Restate exactly the lines below, from the one containing "Type out the text in this image." through the final line, and leave out the pictures.

[Records from a dataset]
____________

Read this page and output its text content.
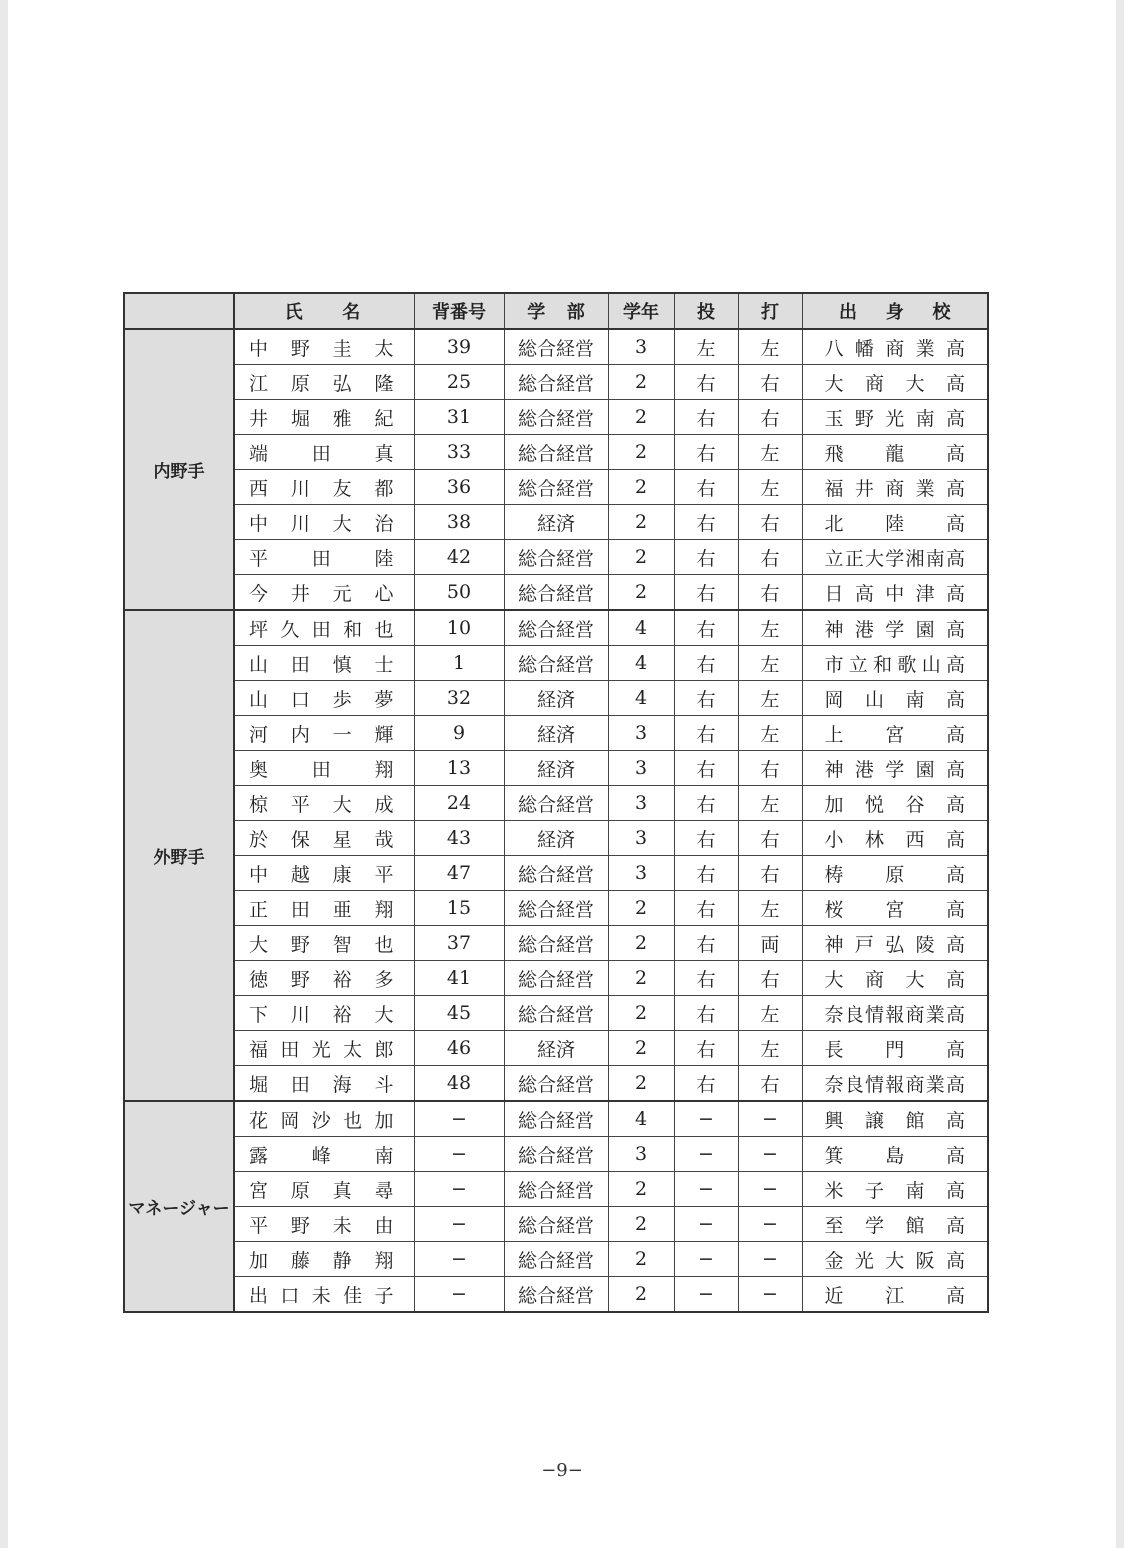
	氏名	背番号	学部	学年	投	打	出身校
内野手	中野圭太	39	総合経営	3	左	左	八幡商業高
	江原弘隆	25	総合経営	2	右	右	大商大高
	井堀雅紀	31	総合経営	2	右	右	玉野光南高
	端田真	33	総合経営	2	右	左	飛龍高
	西川友都	36	総合経営	2	右	左	福井商業高
	中川大治	38	経済	2	右	右	北陸高
	平田陸	42	総合経営	2	右	右	立正大学湘南高
	今井元心	50	総合経営	2	右	右	日高中津高
外野手	坪久田和也	10	総合経営	4	右	左	神港学園高
	山田慎士	1	総合経営	4	右	左	市立和歌山高
	山口歩夢	32	経済	4	右	左	岡山南高
	河内一輝	9	経済	3	右	左	上宮高
	奥田翔	13	経済	3	右	右	神港学園高
	椋平大成	24	総合経営	3	右	左	加悦谷高
	於保星哉	43	経済	3	右	右	小林西高
	中越康平	47	総合経営	3	右	右	梼原高
	正田亜翔	15	総合経営	2	右	左	桜宮高
	大野智也	37	総合経営	2	右	両	神戸弘陵高
	徳野裕多	41	総合経営	2	右	右	大商大高
	下川裕大	45	総合経営	2	右	左	奈良情報商業高
	福田光太郎	46	経済	2	右	左	長門高
	堀田海斗	48	総合経営	2	右	右	奈良情報商業高
マネージャー	花岡沙也加	−	総合経営	4	−	−	興譲館高
	露峰南	−	総合経営	3	−	−	箕島高
	宮原真尋	−	総合経営	2	−	−	米子南高
	平野未由	−	総合経営	2	−	−	至学館高
	加藤静翔	−	総合経営	2	−	−	金光大阪高
	出口未佳子	−	総合経営	2	−	−	近江高
−9−
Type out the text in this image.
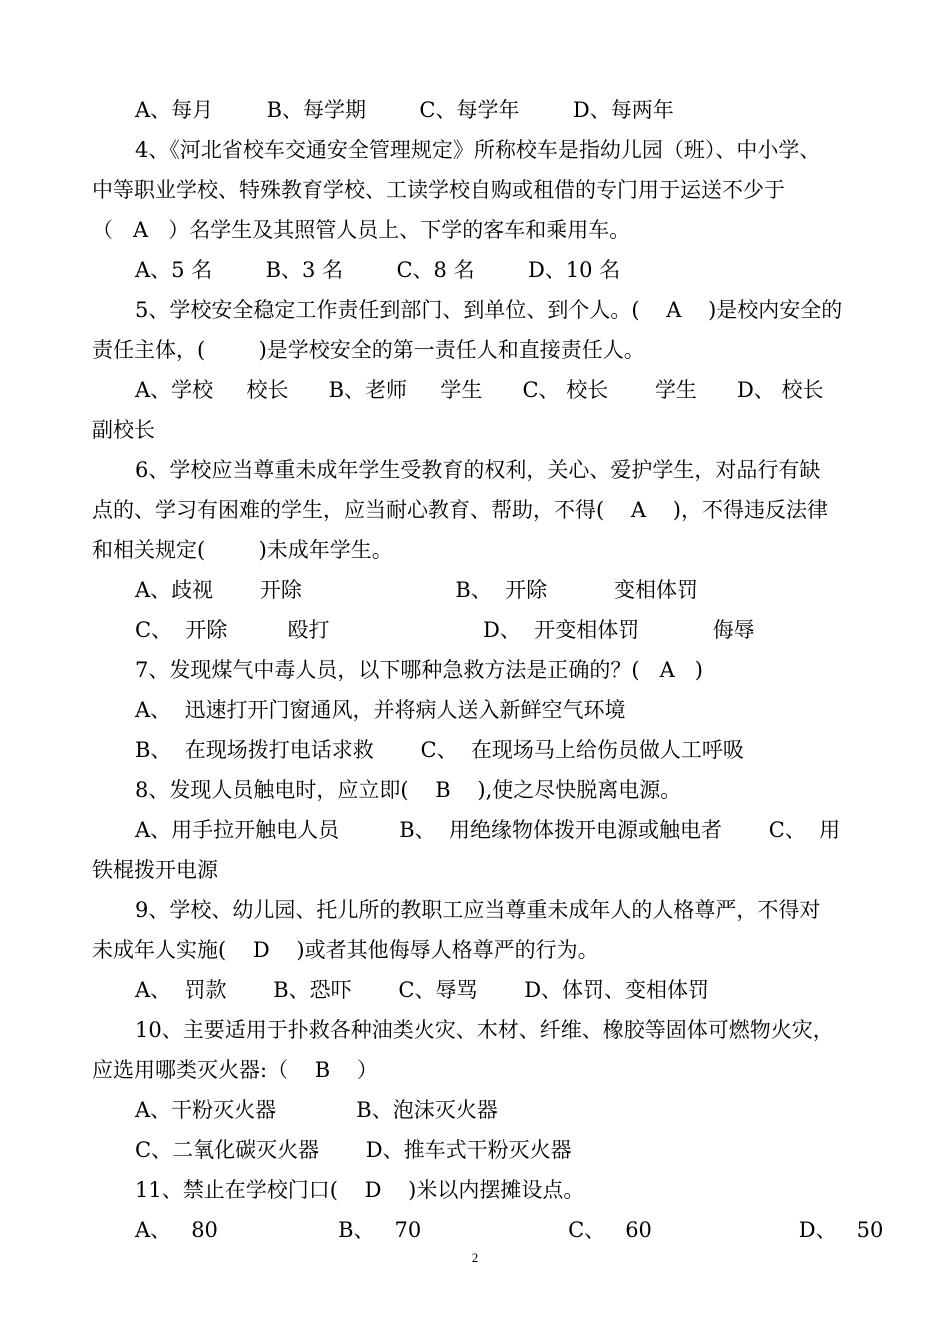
A、每月        B、每学期        C、每学年        D、每两年
4、《河北省校车交通安全管理规定》所称校车是指幼儿园（班）、中小学、
中等职业学校、特殊教育学校、工读学校自购或租借的专门用于运送不少于
（   A   ）名学生及其照管人员上、下学的客车和乘用车。
A、5 名        B、3 名        C、8 名        D、10 名
5、学校安全稳定工作责任到部门、到单位、到个人。(    A    )是校内安全的
责任主体，(        )是学校安全的第一责任人和直接责任人。
A、学校     校长      B、老师     学生      C、 校长       学生      D、 校长
副校长
6、学校应当尊重未成年学生受教育的权利，关心、爱护学生，对品行有缺
点的、学习有困难的学生，应当耐心教育、帮助，不得(    A    )，不得违反法律
和相关规定(        )未成年学生。
A、歧视       开除                       B、  开除          变相体罚
C、  开除         殴打                       D、  开变相体罚           侮辱
7、发现煤气中毒人员，以下哪种急救方法是正确的？(   A   )
A、  迅速打开门窗通风，并将病人送入新鲜空气环境
B、  在现场拨打电话求救       C、  在现场马上给伤员做人工呼吸
8、发现人员触电时，应立即(    B    ),使之尽快脱离电源。
A、用手拉开触电人员         B、  用绝缘物体拨开电源或触电者       C、  用
铁棍拨开电源
9、学校、幼儿园、托儿所的教职工应当尊重未成年人的人格尊严，不得对
未成年人实施(    D    )或者其他侮辱人格尊严的行为。
A、  罚款       B、恐吓       C、辱骂       D、体罚、变相体罚
10、主要适用于扑救各种油类火灾、木材、纤维、橡胶等固体可燃物火灾，
应选用哪类灭火器:（    B    ）
A、干粉灭火器            B、泡沫灭火器
C、二氧化碳灭火器       D、推车式干粉灭火器
11、禁止在学校门口(    D    )米以内摆摊设点。
A、   80                  B、   70                      C、   60                      D、   50
2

____________

◆ Problem solution ◆
Type out the text in this image.
A、每月        B、每学期        C、每学年        D、每两年
4、《河北省校车交通安全管理规定》所称校车是指幼儿园（班）、中小学、
中等职业学校、特殊教育学校、工读学校自购或租借的专门用于运送不少于
（   A   ）名学生及其照管人员上、下学的客车和乘用车。
A、5 名        B、3 名        C、8 名        D、10 名
5、学校安全稳定工作责任到部门、到单位、到个人。(    A    )是校内安全的
责任主体，(        )是学校安全的第一责任人和直接责任人。
A、学校     校长      B、老师     学生      C、 校长       学生      D、 校长
副校长
6、学校应当尊重未成年学生受教育的权利，关心、爱护学生，对品行有缺
点的、学习有困难的学生，应当耐心教育、帮助，不得(    A    )，不得违反法律
和相关规定(        )未成年学生。
A、歧视       开除                       B、  开除          变相体罚
C、  开除         殴打                       D、  开变相体罚           侮辱
7、发现煤气中毒人员，以下哪种急救方法是正确的？(   A   )
A、  迅速打开门窗通风，并将病人送入新鲜空气环境
B、  在现场拨打电话求救       C、  在现场马上给伤员做人工呼吸
8、发现人员触电时，应立即(    B    ),使之尽快脱离电源。
A、用手拉开触电人员         B、  用绝缘物体拨开电源或触电者       C、  用
铁棍拨开电源
9、学校、幼儿园、托儿所的教职工应当尊重未成年人的人格尊严，不得对
未成年人实施(    D    )或者其他侮辱人格尊严的行为。
A、  罚款       B、恐吓       C、辱骂       D、体罚、变相体罚
10、主要适用于扑救各种油类火灾、木材、纤维、橡胶等固体可燃物火灾，
应选用哪类灭火器:（    B    ）
A、干粉灭火器            B、泡沫灭火器
C、二氧化碳灭火器       D、推车式干粉灭火器
11、禁止在学校门口(    D    )米以内摆摊设点。
A、   80                  B、   70                      C、   60                      D、   50
2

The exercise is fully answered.